Reproduce the records below in their entirety, character for character.

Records
^^^^^^^^
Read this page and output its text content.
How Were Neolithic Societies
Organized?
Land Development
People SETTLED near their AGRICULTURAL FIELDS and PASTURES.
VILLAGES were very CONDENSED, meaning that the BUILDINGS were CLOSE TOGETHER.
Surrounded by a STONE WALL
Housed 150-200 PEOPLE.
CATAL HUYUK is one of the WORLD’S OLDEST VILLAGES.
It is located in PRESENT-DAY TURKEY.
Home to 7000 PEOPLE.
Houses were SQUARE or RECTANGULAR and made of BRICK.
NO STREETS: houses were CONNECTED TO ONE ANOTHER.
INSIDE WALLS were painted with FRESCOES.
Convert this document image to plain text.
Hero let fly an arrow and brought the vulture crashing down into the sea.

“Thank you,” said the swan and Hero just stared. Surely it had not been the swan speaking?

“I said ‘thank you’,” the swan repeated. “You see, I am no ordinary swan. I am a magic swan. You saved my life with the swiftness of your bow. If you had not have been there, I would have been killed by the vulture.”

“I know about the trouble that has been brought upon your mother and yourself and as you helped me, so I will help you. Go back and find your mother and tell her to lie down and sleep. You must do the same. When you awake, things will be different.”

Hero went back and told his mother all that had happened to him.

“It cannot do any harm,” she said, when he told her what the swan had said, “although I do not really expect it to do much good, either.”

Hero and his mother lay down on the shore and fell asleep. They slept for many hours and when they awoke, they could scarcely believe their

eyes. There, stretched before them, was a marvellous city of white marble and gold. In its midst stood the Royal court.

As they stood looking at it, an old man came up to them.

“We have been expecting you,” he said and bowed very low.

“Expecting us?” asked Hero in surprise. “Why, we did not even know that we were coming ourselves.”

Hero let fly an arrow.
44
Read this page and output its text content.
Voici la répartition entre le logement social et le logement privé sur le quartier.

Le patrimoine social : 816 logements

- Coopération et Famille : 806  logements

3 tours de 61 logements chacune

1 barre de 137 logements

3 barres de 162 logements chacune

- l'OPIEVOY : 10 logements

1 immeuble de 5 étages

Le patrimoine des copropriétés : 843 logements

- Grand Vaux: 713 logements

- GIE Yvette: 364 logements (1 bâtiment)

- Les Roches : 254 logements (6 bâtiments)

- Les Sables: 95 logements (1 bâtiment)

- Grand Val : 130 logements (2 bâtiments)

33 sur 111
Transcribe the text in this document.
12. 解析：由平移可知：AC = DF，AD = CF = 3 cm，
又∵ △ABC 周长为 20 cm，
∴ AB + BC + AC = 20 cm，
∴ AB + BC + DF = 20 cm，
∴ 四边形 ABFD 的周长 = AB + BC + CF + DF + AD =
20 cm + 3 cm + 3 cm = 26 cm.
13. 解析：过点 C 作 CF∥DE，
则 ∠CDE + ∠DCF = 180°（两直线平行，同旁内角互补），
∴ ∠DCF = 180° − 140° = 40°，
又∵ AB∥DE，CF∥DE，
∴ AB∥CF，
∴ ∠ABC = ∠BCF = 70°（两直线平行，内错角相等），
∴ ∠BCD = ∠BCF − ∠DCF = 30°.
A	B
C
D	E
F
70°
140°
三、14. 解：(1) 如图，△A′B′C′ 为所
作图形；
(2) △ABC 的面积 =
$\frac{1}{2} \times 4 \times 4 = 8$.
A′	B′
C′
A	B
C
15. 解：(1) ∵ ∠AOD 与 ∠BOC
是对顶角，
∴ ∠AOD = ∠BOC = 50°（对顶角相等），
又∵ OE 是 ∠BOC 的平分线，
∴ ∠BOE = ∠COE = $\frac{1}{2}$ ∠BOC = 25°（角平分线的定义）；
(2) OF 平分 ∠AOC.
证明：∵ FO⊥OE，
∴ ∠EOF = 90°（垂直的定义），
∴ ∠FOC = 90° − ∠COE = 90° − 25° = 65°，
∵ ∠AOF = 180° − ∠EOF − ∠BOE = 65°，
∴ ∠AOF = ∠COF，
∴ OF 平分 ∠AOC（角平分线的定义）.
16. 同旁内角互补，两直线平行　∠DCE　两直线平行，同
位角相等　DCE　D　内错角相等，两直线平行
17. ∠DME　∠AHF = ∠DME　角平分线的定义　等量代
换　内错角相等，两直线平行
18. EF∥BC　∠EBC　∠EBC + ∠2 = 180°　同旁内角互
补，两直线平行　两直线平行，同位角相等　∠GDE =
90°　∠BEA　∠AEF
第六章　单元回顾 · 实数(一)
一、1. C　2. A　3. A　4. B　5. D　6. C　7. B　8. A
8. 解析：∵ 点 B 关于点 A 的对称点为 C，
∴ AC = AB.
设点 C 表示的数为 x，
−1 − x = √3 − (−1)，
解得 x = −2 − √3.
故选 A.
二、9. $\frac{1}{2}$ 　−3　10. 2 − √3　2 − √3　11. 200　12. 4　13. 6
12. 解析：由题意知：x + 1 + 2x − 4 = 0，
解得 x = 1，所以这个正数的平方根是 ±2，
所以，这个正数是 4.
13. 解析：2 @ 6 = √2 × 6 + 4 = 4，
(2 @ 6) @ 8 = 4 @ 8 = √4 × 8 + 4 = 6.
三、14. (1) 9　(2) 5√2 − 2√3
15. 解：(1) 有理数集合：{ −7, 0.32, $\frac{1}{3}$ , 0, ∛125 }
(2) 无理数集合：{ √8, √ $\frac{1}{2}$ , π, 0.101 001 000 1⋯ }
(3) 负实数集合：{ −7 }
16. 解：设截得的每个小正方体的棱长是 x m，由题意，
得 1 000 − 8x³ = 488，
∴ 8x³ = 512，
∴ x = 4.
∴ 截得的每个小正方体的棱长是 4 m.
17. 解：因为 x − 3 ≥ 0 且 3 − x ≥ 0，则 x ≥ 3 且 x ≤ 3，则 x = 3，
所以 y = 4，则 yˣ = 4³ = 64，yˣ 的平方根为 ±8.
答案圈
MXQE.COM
^^^^^^^^
#### [The solution]
Read this page and output its text content.
How Were Neolithic Societies
Organized?
Land Development
People SETTLED near their AGRICULTURAL FIELDS and PASTURES.
VILLAGES were very CONDENSED, meaning that the BUILDINGS were CLOSE TOGETHER.
Surrounded by a STONE WALL
Housed 150-200 PEOPLE.
CATAL HUYUK is one of the WORLD’S OLDEST VILLAGES.
It is located in PRESENT-DAY TURKEY.
Home to 7000 PEOPLE.
Houses were SQUARE or RECTANGULAR and made of BRICK.
NO STREETS: houses were CONNECTED TO ONE ANOTHER.
INSIDE WALLS were painted with FRESCOES.
Convert this document image to plain text.
Hero let fly an arrow and brought the vulture crashing down into the sea.

“Thank you,” said the swan and Hero just stared. Surely it had not been the swan speaking?

“I said ‘thank you’,” the swan repeated. “You see, I am no ordinary swan. I am a magic swan. You saved my life with the swiftness of your bow. If you had not have been there, I would have been killed by the vulture.”

“I know about the trouble that has been brought upon your mother and yourself and as you helped me, so I will help you. Go back and find your mother and tell her to lie down and sleep. You must do the same. When you awake, things will be different.”

Hero went back and told his mother all that had happened to him.

“It cannot do any harm,” she said, when he told her what the swan had said, “although I do not really expect it to do much good, either.”

Hero and his mother lay down on the shore and fell asleep. They slept for many hours and when they awoke, they could scarcely believe their

eyes. There, stretched before them, was a marvellous city of white marble and gold. In its midst stood the Royal court.

As they stood looking at it, an old man came up to them.

“We have been expecting you,” he said and bowed very low.

“Expecting us?” asked Hero in surprise. “Why, we did not even know that we were coming ourselves.”

Hero let fly an arrow.
44
Read this page and output its text content.
Voici la répartition entre le logement social et le logement privé sur le quartier.

Le patrimoine social : 816 logements

- Coopération et Famille : 806  logements

3 tours de 61 logements chacune

1 barre de 137 logements

3 barres de 162 logements chacune

- l'OPIEVOY : 10 logements

1 immeuble de 5 étages

Le patrimoine des copropriétés : 843 logements

- Grand Vaux: 713 logements

- GIE Yvette: 364 logements (1 bâtiment)

- Les Roches : 254 logements (6 bâtiments)

- Les Sables: 95 logements (1 bâtiment)

- Grand Val : 130 logements (2 bâtiments)

33 sur 111
Transcribe the text in this document.
12. 解析：由平移可知：AC = DF，AD = CF = 3 cm，
又∵ △ABC 周长为 20 cm，
∴ AB + BC + AC = 20 cm，
∴ AB + BC + DF = 20 cm，
∴ 四边形 ABFD 的周长 = AB + BC + CF + DF + AD =
20 cm + 3 cm + 3 cm = 26 cm.
13. 解析：过点 C 作 CF∥DE，
则 ∠CDE + ∠DCF = 180°（两直线平行，同旁内角互补），
∴ ∠DCF = 180° − 140° = 40°，
又∵ AB∥DE，CF∥DE，
∴ AB∥CF，
∴ ∠ABC = ∠BCF = 70°（两直线平行，内错角相等），
∴ ∠BCD = ∠BCF − ∠DCF = 30°.
A	B
C
D	E
F
70°
140°
三、14. 解：(1) 如图，△A′B′C′ 为所
作图形；
(2) △ABC 的面积 =
$\frac{1}{2} \times 4 \times 4 = 8$.
A′	B′
C′
A	B
C
15. 解：(1) ∵ ∠AOD 与 ∠BOC
是对顶角，
∴ ∠AOD = ∠BOC = 50°（对顶角相等），
又∵ OE 是 ∠BOC 的平分线，
∴ ∠BOE = ∠COE = $\frac{1}{2}$ ∠BOC = 25°（角平分线的定义）；
(2) OF 平分 ∠AOC.
证明：∵ FO⊥OE，
∴ ∠EOF = 90°（垂直的定义），
∴ ∠FOC = 90° − ∠COE = 90° − 25° = 65°，
∵ ∠AOF = 180° − ∠EOF − ∠BOE = 65°，
∴ ∠AOF = ∠COF，
∴ OF 平分 ∠AOC（角平分线的定义）.
16. 同旁内角互补，两直线平行　∠DCE　两直线平行，同
位角相等　DCE　D　内错角相等，两直线平行
17. ∠DME　∠AHF = ∠DME　角平分线的定义　等量代
换　内错角相等，两直线平行
18. EF∥BC　∠EBC　∠EBC + ∠2 = 180°　同旁内角互
补，两直线平行　两直线平行，同位角相等　∠GDE =
90°　∠BEA　∠AEF
第六章　单元回顾 · 实数(一)
一、1. C　2. A　3. A　4. B　5. D　6. C　7. B　8. A
8. 解析：∵ 点 B 关于点 A 的对称点为 C，
∴ AC = AB.
设点 C 表示的数为 x，
−1 − x = √3 − (−1)，
解得 x = −2 − √3.
故选 A.
二、9. $\frac{1}{2}$ 　−3　10. 2 − √3　2 − √3　11. 200　12. 4　13. 6
12. 解析：由题意知：x + 1 + 2x − 4 = 0，
解得 x = 1，所以这个正数的平方根是 ±2，
所以，这个正数是 4.
13. 解析：2 @ 6 = √2 × 6 + 4 = 4，
(2 @ 6) @ 8 = 4 @ 8 = √4 × 8 + 4 = 6.
三、14. (1) 9　(2) 5√2 − 2√3
15. 解：(1) 有理数集合：{ −7, 0.32, $\frac{1}{3}$ , 0, ∛125 }
(2) 无理数集合：{ √8, √ $\frac{1}{2}$ , π, 0.101 001 000 1⋯ }
(3) 负实数集合：{ −7 }
16. 解：设截得的每个小正方体的棱长是 x m，由题意，
得 1 000 − 8x³ = 488，
∴ 8x³ = 512，
∴ x = 4.
∴ 截得的每个小正方体的棱长是 4 m.
17. 解：因为 x − 3 ≥ 0 且 3 − x ≥ 0，则 x ≥ 3 且 x ≤ 3，则 x = 3，
所以 y = 4，则 yˣ = 4³ = 64，yˣ 的平方根为 ±8.
答案圈
MXQE.COM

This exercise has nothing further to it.